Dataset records
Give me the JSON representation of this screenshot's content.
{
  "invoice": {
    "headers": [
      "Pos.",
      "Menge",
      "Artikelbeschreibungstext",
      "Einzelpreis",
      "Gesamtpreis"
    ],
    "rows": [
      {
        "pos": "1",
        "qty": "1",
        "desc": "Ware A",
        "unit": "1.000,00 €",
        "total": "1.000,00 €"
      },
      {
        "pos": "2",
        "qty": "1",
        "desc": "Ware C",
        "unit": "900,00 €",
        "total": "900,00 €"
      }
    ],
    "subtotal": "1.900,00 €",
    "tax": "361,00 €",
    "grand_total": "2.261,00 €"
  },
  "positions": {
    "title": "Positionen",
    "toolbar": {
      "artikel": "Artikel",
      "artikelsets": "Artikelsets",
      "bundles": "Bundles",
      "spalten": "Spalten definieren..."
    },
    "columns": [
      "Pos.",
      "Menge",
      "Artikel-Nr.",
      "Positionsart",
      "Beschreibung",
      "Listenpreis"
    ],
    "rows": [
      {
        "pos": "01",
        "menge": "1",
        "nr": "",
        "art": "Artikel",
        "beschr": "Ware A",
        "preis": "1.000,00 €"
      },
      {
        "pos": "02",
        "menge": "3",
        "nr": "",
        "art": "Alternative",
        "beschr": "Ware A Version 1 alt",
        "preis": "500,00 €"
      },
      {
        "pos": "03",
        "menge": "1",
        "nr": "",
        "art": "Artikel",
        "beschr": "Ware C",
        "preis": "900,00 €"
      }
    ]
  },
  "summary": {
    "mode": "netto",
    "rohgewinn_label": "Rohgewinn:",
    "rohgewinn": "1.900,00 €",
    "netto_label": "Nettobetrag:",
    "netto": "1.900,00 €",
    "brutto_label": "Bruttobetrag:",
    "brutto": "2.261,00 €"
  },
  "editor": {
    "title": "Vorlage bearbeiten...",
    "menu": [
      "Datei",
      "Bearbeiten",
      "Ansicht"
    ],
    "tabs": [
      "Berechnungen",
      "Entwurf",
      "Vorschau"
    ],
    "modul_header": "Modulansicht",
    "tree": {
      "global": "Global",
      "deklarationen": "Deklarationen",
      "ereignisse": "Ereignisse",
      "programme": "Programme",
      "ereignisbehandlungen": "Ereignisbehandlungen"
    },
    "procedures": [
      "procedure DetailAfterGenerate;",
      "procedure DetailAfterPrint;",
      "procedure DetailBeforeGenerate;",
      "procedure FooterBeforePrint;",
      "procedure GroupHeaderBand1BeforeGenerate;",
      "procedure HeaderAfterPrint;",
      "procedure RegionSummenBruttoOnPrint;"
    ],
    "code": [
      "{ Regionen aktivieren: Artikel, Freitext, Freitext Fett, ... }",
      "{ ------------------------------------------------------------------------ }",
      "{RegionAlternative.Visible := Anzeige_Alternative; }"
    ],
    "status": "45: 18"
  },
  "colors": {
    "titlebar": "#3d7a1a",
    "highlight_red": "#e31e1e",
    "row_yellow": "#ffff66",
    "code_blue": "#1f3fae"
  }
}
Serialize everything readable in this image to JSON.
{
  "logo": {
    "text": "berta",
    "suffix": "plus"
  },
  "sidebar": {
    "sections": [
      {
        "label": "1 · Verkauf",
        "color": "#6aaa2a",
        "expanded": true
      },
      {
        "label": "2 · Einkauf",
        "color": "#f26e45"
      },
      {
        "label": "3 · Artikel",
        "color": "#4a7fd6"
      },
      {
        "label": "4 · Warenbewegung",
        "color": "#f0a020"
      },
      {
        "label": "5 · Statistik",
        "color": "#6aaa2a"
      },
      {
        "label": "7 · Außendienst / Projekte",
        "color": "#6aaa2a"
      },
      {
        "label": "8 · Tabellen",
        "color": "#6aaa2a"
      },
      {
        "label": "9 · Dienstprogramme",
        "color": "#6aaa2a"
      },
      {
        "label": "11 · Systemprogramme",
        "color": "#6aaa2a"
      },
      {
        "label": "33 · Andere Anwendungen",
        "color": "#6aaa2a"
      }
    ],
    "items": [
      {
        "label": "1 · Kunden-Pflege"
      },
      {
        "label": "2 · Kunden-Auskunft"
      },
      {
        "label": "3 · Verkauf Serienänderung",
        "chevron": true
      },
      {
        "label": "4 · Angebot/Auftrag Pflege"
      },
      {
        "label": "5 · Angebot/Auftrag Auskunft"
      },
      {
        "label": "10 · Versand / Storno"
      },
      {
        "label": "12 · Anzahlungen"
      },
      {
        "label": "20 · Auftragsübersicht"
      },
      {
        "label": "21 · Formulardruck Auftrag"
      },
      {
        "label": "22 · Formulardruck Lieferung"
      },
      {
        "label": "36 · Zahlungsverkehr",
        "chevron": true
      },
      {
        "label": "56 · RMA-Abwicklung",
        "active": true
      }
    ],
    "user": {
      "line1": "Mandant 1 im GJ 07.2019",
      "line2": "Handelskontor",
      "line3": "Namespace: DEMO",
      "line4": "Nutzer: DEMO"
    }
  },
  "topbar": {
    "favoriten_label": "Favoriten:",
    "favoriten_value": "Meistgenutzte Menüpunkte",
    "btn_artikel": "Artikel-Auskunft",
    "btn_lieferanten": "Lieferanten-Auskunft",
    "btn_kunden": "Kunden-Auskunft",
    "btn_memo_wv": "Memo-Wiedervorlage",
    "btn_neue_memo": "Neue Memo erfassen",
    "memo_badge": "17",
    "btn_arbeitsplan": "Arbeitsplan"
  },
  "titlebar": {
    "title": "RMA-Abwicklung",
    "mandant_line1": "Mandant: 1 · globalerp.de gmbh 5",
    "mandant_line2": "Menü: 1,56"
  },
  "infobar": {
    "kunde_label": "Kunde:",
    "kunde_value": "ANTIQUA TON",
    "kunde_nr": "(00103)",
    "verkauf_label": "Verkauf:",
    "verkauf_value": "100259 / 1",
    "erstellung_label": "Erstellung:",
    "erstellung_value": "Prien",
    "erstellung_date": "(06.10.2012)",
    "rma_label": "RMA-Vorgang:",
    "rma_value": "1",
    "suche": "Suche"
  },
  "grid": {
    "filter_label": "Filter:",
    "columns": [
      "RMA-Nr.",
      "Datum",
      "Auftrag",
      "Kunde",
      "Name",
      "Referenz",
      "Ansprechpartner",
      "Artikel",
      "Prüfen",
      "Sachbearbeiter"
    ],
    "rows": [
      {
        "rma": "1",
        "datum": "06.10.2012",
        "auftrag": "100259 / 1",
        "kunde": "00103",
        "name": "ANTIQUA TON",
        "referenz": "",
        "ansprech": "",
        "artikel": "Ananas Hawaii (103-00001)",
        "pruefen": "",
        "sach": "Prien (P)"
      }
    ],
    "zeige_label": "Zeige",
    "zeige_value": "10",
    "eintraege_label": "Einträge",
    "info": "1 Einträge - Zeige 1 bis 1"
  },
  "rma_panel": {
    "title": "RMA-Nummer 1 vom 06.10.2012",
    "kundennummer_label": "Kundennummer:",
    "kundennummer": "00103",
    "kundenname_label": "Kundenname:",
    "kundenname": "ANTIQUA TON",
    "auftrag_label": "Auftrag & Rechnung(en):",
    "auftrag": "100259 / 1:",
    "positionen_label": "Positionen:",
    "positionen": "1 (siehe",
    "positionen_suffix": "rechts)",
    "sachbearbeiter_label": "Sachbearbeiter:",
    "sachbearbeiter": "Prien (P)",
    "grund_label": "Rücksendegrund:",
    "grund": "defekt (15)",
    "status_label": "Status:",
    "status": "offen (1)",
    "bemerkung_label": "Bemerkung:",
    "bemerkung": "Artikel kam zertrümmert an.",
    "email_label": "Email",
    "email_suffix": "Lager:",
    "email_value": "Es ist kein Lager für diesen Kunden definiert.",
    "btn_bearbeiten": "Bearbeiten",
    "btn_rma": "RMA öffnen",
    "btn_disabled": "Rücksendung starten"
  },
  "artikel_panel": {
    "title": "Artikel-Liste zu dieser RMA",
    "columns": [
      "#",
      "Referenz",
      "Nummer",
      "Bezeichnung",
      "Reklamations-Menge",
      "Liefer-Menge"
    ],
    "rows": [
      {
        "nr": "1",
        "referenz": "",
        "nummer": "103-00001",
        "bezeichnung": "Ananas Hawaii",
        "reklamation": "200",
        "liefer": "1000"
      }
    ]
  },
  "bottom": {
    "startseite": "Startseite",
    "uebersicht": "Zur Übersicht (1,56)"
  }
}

--- YOUR INSTRUCTIONS ---
In the listing, find each line with the string "Lager" and copy it.

--- WRITTEN RESPONSE ---
    "email_suffix": "Lager:",
    "email_value": "Es ist kein Lager für diesen Kunden definiert.",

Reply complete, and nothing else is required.